═══ Provided material ═══
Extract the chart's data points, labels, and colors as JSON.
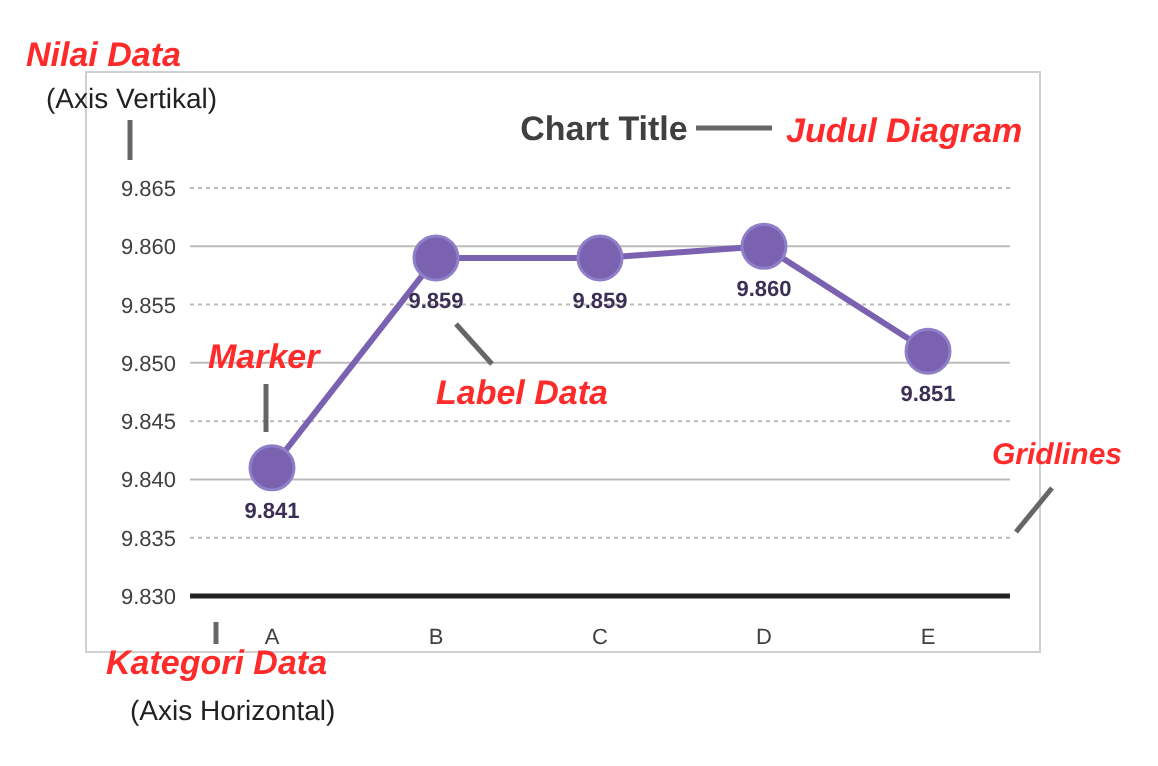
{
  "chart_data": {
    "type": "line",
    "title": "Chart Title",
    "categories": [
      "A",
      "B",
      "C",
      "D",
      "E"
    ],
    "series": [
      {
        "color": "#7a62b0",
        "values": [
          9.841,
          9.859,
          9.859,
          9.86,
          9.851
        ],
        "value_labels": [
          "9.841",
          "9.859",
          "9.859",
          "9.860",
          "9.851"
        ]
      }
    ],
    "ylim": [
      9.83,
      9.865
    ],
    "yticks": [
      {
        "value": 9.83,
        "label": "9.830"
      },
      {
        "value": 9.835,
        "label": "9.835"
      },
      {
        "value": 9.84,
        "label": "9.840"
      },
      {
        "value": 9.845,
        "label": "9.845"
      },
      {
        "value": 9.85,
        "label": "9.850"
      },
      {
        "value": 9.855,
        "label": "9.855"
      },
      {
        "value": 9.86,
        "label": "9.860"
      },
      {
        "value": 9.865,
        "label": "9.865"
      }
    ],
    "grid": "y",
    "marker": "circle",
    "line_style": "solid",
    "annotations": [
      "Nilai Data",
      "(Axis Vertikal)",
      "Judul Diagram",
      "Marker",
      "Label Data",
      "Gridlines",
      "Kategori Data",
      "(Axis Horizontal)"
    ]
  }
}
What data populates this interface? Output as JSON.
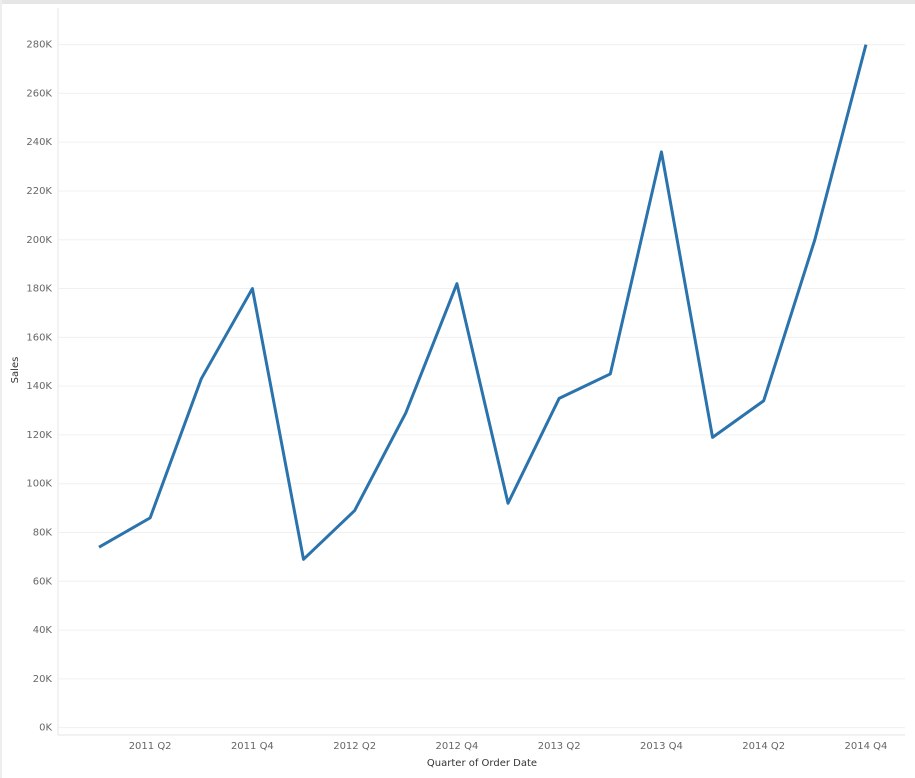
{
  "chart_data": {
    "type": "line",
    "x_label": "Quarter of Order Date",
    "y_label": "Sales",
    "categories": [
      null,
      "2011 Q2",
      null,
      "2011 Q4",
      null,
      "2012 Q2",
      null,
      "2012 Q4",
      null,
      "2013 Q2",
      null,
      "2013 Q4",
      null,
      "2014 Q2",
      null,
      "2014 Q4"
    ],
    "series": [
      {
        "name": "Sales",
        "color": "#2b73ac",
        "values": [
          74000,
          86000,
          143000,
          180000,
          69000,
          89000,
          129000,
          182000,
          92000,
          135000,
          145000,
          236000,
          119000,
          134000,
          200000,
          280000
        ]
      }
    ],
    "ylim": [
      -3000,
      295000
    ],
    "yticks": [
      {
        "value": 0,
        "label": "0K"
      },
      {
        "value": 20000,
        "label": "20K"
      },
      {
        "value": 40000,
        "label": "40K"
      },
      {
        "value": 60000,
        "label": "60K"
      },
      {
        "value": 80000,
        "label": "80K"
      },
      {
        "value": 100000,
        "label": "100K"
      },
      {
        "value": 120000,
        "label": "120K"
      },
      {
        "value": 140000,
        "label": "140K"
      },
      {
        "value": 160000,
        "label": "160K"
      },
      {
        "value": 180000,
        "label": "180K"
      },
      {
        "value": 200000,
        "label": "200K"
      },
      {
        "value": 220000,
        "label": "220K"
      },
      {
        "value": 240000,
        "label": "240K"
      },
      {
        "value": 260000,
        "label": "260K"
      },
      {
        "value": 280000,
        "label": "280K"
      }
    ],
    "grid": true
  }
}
═══
Request: Skip the images and write out the rest of the listing exactly.

Exercise answer:
Extract the chart's data points, labels, and colors as JSON.
{
  "chart_data": {
    "type": "line",
    "title": "Chart Title",
    "categories": [
      "A",
      "B",
      "C",
      "D",
      "E"
    ],
    "series": [
      {
        "color": "#7a62b0",
        "values": [
          9.841,
          9.859,
          9.859,
          9.86,
          9.851
        ],
        "value_labels": [
          "9.841",
          "9.859",
          "9.859",
          "9.860",
          "9.851"
        ]
      }
    ],
    "ylim": [
      9.83,
      9.865
    ],
    "yticks": [
      {
        "value": 9.83,
        "label": "9.830"
      },
      {
        "value": 9.835,
        "label": "9.835"
      },
      {
        "value": 9.84,
        "label": "9.840"
      },
      {
        "value": 9.845,
        "label": "9.845"
      },
      {
        "value": 9.85,
        "label": "9.850"
      },
      {
        "value": 9.855,
        "label": "9.855"
      },
      {
        "value": 9.86,
        "label": "9.860"
      },
      {
        "value": 9.865,
        "label": "9.865"
      }
    ],
    "grid": "y",
    "marker": "circle",
    "line_style": "solid",
    "annotations": [
      "Nilai Data",
      "(Axis Vertikal)",
      "Judul Diagram",
      "Marker",
      "Label Data",
      "Gridlines",
      "Kategori Data",
      "(Axis Horizontal)"
    ]
  }
}
What data populates this interface? Output as JSON.
{
  "chart_data": {
    "type": "line",
    "x_label": "Quarter of Order Date",
    "y_label": "Sales",
    "categories": [
      null,
      "2011 Q2",
      null,
      "2011 Q4",
      null,
      "2012 Q2",
      null,
      "2012 Q4",
      null,
      "2013 Q2",
      null,
      "2013 Q4",
      null,
      "2014 Q2",
      null,
      "2014 Q4"
    ],
    "series": [
      {
        "name": "Sales",
        "color": "#2b73ac",
        "values": [
          74000,
          86000,
          143000,
          180000,
          69000,
          89000,
          129000,
          182000,
          92000,
          135000,
          145000,
          236000,
          119000,
          134000,
          200000,
          280000
        ]
      }
    ],
    "ylim": [
      -3000,
      295000
    ],
    "yticks": [
      {
        "value": 0,
        "label": "0K"
      },
      {
        "value": 20000,
        "label": "20K"
      },
      {
        "value": 40000,
        "label": "40K"
      },
      {
        "value": 60000,
        "label": "60K"
      },
      {
        "value": 80000,
        "label": "80K"
      },
      {
        "value": 100000,
        "label": "100K"
      },
      {
        "value": 120000,
        "label": "120K"
      },
      {
        "value": 140000,
        "label": "140K"
      },
      {
        "value": 160000,
        "label": "160K"
      },
      {
        "value": 180000,
        "label": "180K"
      },
      {
        "value": 200000,
        "label": "200K"
      },
      {
        "value": 220000,
        "label": "220K"
      },
      {
        "value": 240000,
        "label": "240K"
      },
      {
        "value": 260000,
        "label": "260K"
      },
      {
        "value": 280000,
        "label": "280K"
      }
    ],
    "grid": true
  }
}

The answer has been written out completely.